▶ Exercise: Print out every line, exactly as written.

▶ Provided data:
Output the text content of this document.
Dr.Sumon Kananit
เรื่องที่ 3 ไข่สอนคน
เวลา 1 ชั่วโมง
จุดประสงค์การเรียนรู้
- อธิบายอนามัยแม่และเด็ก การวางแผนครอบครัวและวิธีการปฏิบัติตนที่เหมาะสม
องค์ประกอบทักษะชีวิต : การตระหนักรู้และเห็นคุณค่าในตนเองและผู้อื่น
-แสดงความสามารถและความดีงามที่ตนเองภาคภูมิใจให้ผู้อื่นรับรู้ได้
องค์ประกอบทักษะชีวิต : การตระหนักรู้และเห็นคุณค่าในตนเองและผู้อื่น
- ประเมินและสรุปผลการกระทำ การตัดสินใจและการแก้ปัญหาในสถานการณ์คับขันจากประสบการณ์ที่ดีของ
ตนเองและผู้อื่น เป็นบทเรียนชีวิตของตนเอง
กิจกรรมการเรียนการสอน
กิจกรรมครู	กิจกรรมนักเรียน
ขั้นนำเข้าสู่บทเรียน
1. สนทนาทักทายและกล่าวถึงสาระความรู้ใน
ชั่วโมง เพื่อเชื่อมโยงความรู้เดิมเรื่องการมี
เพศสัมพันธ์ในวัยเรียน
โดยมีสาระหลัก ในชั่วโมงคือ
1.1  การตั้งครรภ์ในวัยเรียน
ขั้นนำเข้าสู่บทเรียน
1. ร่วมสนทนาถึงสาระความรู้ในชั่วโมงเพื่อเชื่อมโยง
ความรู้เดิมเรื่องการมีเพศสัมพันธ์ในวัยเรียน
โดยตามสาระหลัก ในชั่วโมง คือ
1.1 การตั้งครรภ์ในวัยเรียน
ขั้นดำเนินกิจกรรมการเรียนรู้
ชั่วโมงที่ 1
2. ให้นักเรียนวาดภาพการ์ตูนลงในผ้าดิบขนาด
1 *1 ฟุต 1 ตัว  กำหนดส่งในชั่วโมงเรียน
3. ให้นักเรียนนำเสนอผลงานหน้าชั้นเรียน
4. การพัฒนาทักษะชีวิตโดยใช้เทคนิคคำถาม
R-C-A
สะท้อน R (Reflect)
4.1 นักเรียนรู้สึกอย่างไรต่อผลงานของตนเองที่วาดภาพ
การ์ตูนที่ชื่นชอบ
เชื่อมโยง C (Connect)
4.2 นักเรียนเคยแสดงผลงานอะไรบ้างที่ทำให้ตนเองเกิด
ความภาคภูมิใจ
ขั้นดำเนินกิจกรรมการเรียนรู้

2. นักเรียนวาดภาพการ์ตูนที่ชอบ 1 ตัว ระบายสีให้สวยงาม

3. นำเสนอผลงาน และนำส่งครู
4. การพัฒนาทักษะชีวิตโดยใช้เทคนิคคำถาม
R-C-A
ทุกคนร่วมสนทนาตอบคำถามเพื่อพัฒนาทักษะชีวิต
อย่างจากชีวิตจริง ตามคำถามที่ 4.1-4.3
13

▶ Response:
Output the text content of this document.
Dr.Sumon Kananit
เรื่องที่ 3 ไข่สอนคน
เวลา 1 ชั่วโมง
จุดประสงค์การเรียนรู้
- อธิบายอนามัยแม่และเด็ก การวางแผนครอบครัวและวิธีการปฏิบัติตนที่เหมาะสม
องค์ประกอบทักษะชีวิต : การตระหนักรู้และเห็นคุณค่าในตนเองและผู้อื่น
-แสดงความสามารถและความดีงามที่ตนเองภาคภูมิใจให้ผู้อื่นรับรู้ได้
องค์ประกอบทักษะชีวิต : การตระหนักรู้และเห็นคุณค่าในตนเองและผู้อื่น
- ประเมินและสรุปผลการกระทำ การตัดสินใจและการแก้ปัญหาในสถานการณ์คับขันจากประสบการณ์ที่ดีของ
ตนเองและผู้อื่น เป็นบทเรียนชีวิตของตนเอง
กิจกรรมการเรียนการสอน
กิจกรรมครู	กิจกรรมนักเรียน
ขั้นนำเข้าสู่บทเรียน
1. สนทนาทักทายและกล่าวถึงสาระความรู้ใน
ชั่วโมง เพื่อเชื่อมโยงความรู้เดิมเรื่องการมี
เพศสัมพันธ์ในวัยเรียน
โดยมีสาระหลัก ในชั่วโมงคือ
1.1  การตั้งครรภ์ในวัยเรียน
ขั้นนำเข้าสู่บทเรียน
1. ร่วมสนทนาถึงสาระความรู้ในชั่วโมงเพื่อเชื่อมโยง
ความรู้เดิมเรื่องการมีเพศสัมพันธ์ในวัยเรียน
โดยตามสาระหลัก ในชั่วโมง คือ
1.1 การตั้งครรภ์ในวัยเรียน
ขั้นดำเนินกิจกรรมการเรียนรู้
ชั่วโมงที่ 1
2. ให้นักเรียนวาดภาพการ์ตูนลงในผ้าดิบขนาด
1 *1 ฟุต 1 ตัว  กำหนดส่งในชั่วโมงเรียน
3. ให้นักเรียนนำเสนอผลงานหน้าชั้นเรียน
4. การพัฒนาทักษะชีวิตโดยใช้เทคนิคคำถาม
R-C-A
สะท้อน R (Reflect)
4.1 นักเรียนรู้สึกอย่างไรต่อผลงานของตนเองที่วาดภาพ
การ์ตูนที่ชื่นชอบ
เชื่อมโยง C (Connect)
4.2 นักเรียนเคยแสดงผลงานอะไรบ้างที่ทำให้ตนเองเกิด
ความภาคภูมิใจ
ขั้นดำเนินกิจกรรมการเรียนรู้

2. นักเรียนวาดภาพการ์ตูนที่ชอบ 1 ตัว ระบายสีให้สวยงาม

3. นำเสนอผลงาน และนำส่งครู
4. การพัฒนาทักษะชีวิตโดยใช้เทคนิคคำถาม
R-C-A
ทุกคนร่วมสนทนาตอบคำถามเพื่อพัฒนาทักษะชีวิต
อย่างจากชีวิตจริง ตามคำถามที่ 4.1-4.3
13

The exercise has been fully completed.